## [What is needed]
In the data below, find every line that has the string "icon", and copy it.

○ ○ ○

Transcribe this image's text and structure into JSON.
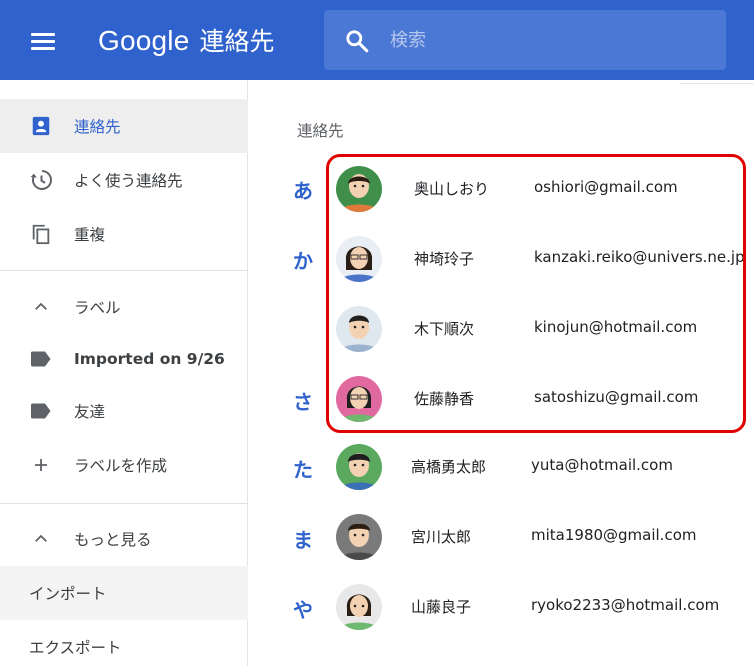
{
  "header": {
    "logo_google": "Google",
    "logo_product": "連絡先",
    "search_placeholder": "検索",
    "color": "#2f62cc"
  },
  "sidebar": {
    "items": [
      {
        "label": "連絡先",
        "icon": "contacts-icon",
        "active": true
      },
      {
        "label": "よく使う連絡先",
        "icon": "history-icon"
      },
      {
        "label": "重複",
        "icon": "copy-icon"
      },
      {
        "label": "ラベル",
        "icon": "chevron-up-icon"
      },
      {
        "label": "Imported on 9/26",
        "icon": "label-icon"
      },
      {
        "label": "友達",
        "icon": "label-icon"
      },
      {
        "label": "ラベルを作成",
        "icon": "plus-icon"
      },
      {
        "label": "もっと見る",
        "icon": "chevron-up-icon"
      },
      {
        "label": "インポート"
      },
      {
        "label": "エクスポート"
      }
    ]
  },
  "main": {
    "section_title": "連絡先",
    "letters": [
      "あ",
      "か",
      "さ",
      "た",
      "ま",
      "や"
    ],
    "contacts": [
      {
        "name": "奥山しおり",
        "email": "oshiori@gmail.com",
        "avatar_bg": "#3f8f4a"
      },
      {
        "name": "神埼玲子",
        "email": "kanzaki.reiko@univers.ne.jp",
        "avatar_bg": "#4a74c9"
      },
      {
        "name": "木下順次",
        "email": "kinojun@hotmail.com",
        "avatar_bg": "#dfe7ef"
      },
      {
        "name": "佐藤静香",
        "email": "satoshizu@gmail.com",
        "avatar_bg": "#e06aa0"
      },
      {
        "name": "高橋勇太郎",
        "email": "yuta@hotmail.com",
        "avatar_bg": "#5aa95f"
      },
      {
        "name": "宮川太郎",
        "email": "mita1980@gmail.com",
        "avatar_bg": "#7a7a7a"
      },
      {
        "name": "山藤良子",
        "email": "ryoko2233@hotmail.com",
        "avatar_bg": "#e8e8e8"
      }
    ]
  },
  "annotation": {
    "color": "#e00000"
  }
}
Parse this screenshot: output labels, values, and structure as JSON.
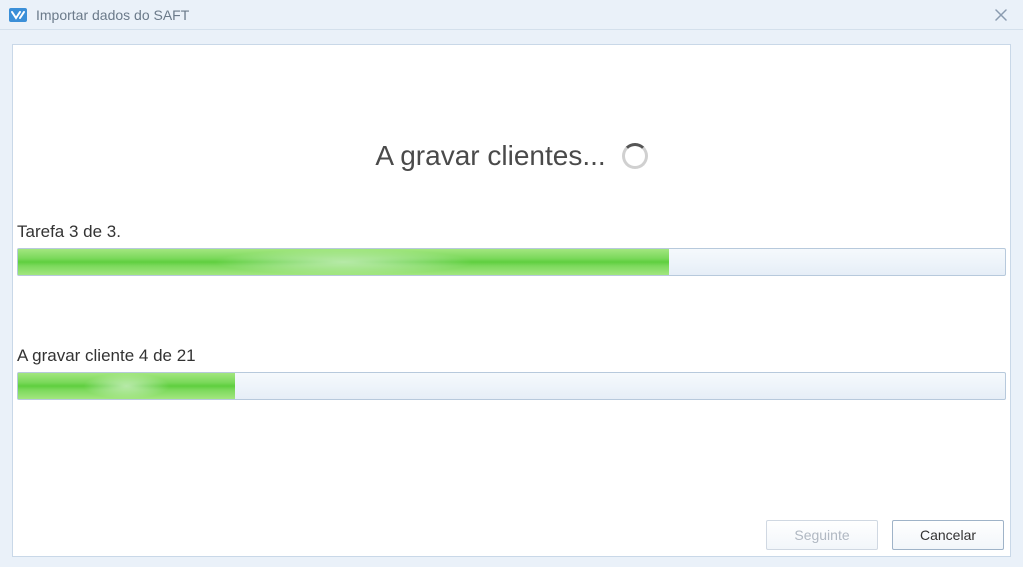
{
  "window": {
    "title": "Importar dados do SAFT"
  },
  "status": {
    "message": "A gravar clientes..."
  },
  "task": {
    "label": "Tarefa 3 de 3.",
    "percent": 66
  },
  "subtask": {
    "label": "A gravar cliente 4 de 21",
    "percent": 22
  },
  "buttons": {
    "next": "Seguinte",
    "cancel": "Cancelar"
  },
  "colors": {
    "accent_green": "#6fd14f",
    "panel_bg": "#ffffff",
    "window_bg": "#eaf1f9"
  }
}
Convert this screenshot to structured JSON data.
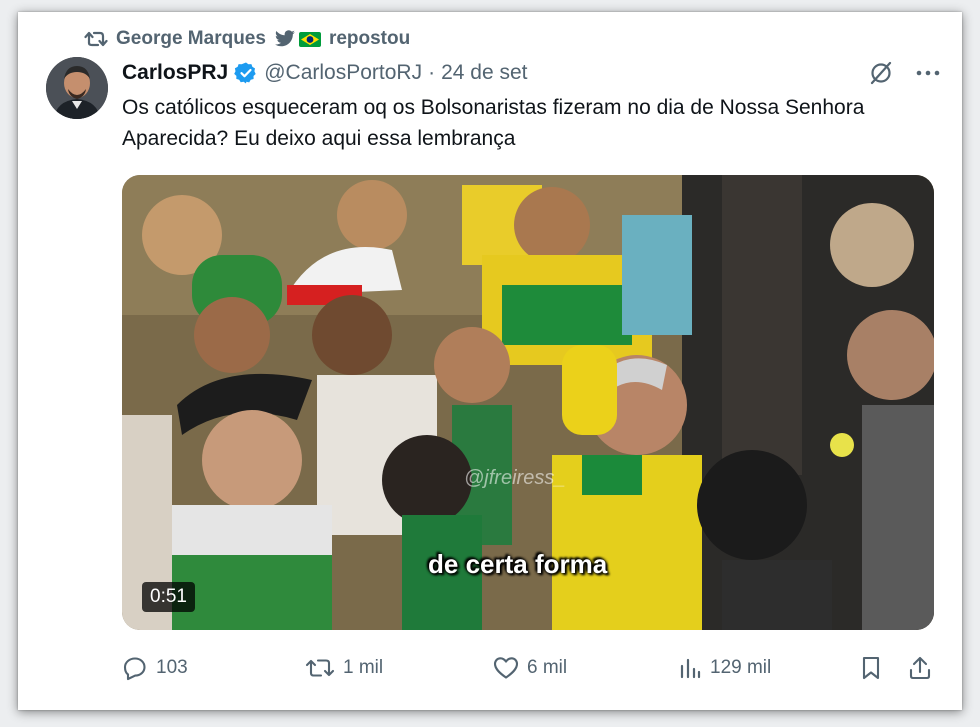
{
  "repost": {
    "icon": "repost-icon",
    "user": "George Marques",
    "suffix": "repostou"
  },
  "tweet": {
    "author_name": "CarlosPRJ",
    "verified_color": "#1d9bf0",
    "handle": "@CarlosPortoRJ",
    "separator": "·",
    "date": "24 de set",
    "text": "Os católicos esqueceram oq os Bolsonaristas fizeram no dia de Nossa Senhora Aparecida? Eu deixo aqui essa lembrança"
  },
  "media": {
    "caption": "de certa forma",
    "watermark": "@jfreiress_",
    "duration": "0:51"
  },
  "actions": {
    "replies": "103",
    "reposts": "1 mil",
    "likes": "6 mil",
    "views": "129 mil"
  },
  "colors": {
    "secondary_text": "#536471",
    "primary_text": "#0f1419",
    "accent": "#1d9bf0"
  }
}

○ ○ ○

## [Finished task]
        "icon": "contacts-icon",
        "icon": "history-icon"
        "icon": "copy-icon"
        "icon": "chevron-up-icon"
        "icon": "label-icon"
        "icon": "label-icon"
        "icon": "plus-icon"
        "icon": "chevron-up-icon"
    "icon": "repost-icon",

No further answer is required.